====== Available data

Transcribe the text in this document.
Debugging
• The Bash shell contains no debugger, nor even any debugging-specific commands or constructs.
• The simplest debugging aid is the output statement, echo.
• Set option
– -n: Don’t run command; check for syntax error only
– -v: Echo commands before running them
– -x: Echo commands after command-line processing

============

§ What you need to do:
Every record above must be duplicated exactly.

§ Answer:
Transcribe the text in this document.
Debugging
• The Bash shell contains no debugger, nor even any debugging-specific commands or constructs.
• The simplest debugging aid is the output statement, echo.
• Set option
– -n: Don’t run command; check for syntax error only
– -v: Echo commands before running them
– -x: Echo commands after command-line processing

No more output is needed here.